### Extrait choisi:
= = = = =

À 35 ans, la mannequin grande taille peut pourtant se vanter de 20 ans de carrière dans l’industrie de la mode. Un exploit et pas des moindres tant la mode comme nos sociétés sont pétris d’une vision toxique et négative concernant les corps gros.
Tout le monde peut souffrir d’anorexie
Au-delà de sa prise de parole courageuse, Tess Holiday soulève un point essentiel dans l’appréhension des troubles du comportement alimentaire et notamment de l’anorexie : ceux-ci concernent tout le monde. « Merci d’en avoir parlé. Il est si important que les gens sachent que toute personne de n’importe quelle forme ou taille peut souffrir d’anorexie. J’espère que vous recevez beaucoup de soutien », écrit une internaute sous le tweet de Tess Holiday.
Chelsea Kronengold, directrice adjointe de la communication de la National Eating Disorders Association (NEDA) expliquait au Guardian : “Les personnes ayant un poids élevé sont souvent non diagnostiquées ou mal diagnostiquées en raison de la stigmatisation et des idées fausses sur celles qui seraient plus susceptibles de souffrir d’un trouble alimentaire ».

= = = = =

### Consignes:
1: D'après l'extrait sur l'anorexie, quel poste Chelsea Kronengold occupe-t-elle ?
2: Transcrivez fidèlement le passage de l'extrait qui commence par « À 35 ans, la » et se poursuit jusqu'à « de Tess Holiday. ».
Les lignes qui suivent ne sont pas utiles ici.

= = = = =

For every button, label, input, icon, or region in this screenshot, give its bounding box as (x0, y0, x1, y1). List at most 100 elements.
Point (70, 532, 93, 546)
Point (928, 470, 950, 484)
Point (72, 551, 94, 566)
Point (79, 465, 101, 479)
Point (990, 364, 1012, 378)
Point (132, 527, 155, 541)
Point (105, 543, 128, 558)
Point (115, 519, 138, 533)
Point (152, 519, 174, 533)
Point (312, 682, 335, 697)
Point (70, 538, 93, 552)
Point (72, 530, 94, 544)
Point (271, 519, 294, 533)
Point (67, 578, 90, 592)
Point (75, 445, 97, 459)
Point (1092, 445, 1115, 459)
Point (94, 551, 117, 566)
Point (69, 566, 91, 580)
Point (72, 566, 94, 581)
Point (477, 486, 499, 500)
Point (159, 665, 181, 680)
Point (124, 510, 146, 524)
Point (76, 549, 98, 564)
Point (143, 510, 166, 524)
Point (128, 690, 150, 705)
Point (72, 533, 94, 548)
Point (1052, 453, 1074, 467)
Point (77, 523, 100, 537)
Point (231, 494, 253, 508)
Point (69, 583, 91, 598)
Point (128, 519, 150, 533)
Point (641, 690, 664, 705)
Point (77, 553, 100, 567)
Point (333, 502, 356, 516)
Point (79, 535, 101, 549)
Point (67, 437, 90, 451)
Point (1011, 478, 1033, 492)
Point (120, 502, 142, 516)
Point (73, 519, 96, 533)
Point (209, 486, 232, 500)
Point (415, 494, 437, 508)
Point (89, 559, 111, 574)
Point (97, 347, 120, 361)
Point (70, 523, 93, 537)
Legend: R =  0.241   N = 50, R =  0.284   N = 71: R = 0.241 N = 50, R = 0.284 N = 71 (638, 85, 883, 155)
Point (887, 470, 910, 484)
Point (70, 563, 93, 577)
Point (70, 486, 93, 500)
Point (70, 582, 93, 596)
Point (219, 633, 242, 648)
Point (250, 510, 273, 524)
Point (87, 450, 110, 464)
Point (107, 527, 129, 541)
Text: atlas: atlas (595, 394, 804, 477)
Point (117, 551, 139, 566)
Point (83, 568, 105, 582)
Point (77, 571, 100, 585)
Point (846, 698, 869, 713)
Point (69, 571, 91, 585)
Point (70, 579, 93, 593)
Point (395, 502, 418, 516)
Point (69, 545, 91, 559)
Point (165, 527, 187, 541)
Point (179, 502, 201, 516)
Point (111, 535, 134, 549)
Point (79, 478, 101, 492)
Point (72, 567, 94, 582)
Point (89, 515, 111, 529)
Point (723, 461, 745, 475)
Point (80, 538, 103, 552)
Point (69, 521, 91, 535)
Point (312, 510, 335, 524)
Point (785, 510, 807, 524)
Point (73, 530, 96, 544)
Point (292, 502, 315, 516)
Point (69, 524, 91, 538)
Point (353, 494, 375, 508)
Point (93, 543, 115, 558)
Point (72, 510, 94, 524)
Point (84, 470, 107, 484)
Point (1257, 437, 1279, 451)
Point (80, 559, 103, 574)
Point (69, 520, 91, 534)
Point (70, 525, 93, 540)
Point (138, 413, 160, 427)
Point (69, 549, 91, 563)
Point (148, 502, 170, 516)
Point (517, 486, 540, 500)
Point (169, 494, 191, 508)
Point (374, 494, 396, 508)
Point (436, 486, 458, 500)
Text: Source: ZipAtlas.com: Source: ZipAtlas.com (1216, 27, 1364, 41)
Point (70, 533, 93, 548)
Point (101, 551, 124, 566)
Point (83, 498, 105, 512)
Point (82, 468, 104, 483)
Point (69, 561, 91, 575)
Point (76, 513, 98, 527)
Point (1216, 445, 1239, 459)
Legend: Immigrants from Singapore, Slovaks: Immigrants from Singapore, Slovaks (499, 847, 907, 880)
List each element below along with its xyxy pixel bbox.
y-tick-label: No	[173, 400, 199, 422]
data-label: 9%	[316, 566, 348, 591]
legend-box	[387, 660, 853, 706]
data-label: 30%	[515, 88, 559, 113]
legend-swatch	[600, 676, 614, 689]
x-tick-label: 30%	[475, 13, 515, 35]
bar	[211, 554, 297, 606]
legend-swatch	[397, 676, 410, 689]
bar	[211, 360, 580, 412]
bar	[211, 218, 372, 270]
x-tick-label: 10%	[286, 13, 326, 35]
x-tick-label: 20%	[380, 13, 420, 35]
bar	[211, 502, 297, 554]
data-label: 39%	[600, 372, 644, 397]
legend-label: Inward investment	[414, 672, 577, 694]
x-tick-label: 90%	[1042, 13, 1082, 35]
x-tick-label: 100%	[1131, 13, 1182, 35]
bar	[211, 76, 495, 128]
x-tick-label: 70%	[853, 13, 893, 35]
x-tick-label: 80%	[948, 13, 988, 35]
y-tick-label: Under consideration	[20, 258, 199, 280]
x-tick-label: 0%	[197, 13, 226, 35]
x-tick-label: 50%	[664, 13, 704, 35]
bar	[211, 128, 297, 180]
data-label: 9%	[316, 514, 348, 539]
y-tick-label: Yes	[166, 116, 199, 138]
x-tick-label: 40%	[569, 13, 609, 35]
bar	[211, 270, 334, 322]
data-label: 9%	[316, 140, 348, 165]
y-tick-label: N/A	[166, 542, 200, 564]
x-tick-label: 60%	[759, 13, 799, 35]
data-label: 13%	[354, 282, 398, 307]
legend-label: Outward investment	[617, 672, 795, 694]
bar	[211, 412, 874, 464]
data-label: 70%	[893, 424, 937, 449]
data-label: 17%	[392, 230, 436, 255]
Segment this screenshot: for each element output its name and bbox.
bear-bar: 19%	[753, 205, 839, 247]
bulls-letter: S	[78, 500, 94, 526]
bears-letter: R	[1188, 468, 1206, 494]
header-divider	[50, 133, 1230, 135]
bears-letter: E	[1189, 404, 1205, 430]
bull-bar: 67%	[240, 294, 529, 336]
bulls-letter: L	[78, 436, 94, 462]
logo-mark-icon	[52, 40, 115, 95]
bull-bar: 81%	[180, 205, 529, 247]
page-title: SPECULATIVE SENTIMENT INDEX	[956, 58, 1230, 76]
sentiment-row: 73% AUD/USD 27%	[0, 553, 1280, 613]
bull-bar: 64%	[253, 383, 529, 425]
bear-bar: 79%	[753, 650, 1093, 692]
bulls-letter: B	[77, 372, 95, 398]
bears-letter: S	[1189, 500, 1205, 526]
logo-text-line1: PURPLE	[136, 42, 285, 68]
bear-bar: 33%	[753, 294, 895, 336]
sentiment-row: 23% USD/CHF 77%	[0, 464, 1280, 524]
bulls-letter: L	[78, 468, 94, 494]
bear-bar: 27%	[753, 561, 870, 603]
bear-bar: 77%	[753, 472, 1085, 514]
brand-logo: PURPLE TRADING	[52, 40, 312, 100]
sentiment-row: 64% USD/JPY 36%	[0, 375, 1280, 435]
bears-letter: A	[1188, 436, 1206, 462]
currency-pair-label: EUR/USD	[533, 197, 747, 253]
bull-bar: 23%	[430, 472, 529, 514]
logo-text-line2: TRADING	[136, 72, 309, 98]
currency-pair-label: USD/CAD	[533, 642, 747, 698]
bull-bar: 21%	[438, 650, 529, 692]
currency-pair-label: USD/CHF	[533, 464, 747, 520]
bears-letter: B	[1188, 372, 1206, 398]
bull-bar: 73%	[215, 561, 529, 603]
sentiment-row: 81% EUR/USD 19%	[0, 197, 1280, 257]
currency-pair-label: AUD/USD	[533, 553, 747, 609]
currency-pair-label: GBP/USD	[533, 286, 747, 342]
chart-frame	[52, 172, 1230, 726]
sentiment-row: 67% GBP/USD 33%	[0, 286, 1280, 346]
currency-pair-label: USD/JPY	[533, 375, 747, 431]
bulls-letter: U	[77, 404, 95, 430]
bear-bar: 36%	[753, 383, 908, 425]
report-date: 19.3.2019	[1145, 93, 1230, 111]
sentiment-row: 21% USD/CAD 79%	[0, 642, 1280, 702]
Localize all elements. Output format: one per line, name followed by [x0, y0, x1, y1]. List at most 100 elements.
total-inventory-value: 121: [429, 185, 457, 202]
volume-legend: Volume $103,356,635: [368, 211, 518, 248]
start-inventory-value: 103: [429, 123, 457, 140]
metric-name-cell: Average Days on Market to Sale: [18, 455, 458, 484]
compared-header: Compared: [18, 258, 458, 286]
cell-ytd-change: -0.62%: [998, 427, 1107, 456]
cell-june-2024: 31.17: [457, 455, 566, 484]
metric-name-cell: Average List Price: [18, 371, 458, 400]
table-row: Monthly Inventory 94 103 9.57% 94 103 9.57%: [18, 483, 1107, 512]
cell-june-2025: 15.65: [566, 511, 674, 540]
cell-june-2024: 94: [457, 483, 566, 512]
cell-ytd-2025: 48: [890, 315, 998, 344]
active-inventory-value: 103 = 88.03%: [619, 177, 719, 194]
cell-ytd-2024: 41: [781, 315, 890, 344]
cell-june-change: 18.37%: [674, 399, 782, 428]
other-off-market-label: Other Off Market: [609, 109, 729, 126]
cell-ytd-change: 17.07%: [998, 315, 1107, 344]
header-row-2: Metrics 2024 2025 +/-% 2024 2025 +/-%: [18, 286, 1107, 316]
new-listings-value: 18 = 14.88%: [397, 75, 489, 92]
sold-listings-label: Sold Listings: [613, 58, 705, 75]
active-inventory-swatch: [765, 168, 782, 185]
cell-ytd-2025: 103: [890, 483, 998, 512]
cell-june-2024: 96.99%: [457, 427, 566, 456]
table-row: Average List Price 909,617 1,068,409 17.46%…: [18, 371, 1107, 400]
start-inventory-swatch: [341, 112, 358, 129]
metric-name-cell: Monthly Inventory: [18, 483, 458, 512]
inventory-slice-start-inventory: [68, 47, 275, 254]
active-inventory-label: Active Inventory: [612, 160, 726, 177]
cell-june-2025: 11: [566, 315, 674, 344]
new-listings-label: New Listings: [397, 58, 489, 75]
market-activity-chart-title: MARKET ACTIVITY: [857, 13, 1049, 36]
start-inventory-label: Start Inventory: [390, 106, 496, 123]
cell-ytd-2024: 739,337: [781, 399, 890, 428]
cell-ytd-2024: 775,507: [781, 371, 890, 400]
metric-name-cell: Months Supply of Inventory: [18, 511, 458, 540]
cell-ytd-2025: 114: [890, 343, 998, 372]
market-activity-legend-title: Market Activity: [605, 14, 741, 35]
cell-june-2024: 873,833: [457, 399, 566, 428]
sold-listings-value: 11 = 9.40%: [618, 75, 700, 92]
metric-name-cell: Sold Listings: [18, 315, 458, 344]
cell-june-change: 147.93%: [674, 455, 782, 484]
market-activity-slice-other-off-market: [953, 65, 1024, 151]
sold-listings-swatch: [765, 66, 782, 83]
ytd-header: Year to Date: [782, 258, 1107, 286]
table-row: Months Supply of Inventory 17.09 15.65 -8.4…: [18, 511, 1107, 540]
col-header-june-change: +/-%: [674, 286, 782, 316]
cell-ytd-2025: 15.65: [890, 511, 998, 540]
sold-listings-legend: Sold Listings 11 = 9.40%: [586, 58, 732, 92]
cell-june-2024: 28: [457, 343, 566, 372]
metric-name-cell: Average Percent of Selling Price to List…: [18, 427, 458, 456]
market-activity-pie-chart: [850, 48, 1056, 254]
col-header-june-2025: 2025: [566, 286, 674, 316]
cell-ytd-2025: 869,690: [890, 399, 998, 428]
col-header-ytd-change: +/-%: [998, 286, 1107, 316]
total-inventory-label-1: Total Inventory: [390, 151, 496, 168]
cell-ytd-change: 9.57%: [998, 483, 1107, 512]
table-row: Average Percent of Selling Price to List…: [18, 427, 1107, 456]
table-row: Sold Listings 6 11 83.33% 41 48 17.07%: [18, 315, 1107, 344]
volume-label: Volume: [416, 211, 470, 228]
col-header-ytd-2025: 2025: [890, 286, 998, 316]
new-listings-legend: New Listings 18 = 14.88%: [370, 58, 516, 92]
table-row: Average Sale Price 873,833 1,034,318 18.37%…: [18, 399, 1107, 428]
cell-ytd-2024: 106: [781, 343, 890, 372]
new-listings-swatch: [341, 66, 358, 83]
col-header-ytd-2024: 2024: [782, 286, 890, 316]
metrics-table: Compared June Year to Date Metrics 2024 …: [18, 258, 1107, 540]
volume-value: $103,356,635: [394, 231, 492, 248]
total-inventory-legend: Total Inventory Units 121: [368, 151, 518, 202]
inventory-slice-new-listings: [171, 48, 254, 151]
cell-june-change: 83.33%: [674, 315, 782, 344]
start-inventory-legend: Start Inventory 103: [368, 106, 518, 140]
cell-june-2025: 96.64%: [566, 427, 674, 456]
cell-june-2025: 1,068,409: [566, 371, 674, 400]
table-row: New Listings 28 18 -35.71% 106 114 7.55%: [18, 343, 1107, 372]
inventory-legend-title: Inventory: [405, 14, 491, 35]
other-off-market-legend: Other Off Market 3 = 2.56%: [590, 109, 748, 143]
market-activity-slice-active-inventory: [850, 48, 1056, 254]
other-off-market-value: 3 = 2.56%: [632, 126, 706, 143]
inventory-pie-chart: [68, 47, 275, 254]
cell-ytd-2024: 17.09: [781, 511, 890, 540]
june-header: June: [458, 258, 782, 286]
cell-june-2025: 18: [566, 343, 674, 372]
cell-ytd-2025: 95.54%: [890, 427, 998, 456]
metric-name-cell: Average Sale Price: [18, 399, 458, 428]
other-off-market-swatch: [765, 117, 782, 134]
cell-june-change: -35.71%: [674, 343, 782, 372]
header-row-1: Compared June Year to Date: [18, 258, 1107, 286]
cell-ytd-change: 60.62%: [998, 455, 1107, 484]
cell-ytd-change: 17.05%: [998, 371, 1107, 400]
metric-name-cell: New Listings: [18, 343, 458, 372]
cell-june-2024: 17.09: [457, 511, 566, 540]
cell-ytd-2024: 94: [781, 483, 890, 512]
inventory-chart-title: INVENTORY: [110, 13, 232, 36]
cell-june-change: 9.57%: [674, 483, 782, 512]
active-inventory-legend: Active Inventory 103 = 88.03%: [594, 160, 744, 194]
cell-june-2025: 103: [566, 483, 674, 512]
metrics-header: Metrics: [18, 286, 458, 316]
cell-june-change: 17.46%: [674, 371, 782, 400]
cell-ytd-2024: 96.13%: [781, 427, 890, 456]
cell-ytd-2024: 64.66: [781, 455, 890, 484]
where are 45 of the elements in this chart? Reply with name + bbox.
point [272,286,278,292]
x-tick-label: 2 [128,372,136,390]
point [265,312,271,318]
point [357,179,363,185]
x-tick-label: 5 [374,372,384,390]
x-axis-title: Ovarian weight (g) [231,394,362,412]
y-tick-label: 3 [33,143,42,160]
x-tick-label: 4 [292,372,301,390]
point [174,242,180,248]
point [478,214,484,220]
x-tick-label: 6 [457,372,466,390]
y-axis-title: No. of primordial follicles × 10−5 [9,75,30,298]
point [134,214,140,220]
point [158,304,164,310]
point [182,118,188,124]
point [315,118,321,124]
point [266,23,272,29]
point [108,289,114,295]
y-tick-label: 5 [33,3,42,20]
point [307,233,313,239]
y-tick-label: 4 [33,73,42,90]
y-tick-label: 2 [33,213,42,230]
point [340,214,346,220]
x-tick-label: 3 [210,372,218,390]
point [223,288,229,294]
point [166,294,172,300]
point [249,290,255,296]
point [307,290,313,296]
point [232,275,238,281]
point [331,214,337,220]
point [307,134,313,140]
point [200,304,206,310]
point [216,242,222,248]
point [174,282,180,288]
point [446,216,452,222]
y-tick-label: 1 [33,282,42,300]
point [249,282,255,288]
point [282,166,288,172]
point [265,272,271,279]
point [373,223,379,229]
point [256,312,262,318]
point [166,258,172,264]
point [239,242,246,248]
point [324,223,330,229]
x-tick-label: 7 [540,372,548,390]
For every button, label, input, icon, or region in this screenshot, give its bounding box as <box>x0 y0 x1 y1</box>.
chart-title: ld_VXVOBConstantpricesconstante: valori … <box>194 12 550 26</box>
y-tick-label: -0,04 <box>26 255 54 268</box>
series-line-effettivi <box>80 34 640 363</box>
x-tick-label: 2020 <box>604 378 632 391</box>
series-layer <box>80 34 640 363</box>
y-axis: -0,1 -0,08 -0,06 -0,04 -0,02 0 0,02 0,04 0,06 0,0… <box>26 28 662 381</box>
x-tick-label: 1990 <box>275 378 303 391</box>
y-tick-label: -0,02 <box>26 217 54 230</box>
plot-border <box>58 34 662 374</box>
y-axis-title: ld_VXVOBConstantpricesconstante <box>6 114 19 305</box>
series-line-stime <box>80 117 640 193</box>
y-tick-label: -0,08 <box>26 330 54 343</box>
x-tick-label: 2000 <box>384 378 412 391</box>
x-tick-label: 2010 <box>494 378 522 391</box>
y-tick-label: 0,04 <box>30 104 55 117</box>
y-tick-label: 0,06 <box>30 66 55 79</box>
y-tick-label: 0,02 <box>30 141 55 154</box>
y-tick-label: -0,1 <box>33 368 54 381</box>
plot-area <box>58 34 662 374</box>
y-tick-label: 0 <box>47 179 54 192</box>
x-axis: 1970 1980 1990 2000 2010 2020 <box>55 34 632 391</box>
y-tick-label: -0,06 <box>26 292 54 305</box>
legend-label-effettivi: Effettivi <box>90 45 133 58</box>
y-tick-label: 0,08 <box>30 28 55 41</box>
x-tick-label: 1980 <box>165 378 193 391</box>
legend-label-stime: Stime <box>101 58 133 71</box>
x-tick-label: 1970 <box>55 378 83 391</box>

= = = = =

### Réponses attendues:
1: Elle est directrice adjointe de la communication de la National Eating Disorders Association (NEDA).

2:
À 35 ans, la mannequin grande taille peut pourtant se vanter de 20 ans de carrière dans l’industrie de la mode. Un exploit et pas des moindres tant la mode comme nos sociétés sont pétris d’une vision toxique et négative concernant les corps gros.
Tout le monde peut souffrir d’anorexie
Au-delà de sa prise de parole courageuse, Tess Holiday soulève un point essentiel dans l’appréhension des troubles du comportement alimentaire et notamment de l’anorexie : ceux-ci concernent tout le monde. « Merci d’en avoir parlé. Il est si important que les gens sachent que toute personne de n’importe quelle forme ou taille peut souffrir d’anorexie. J’espère que vous recevez beaucoup de soutien », écrit une internaute sous le tweet de Tess Holiday.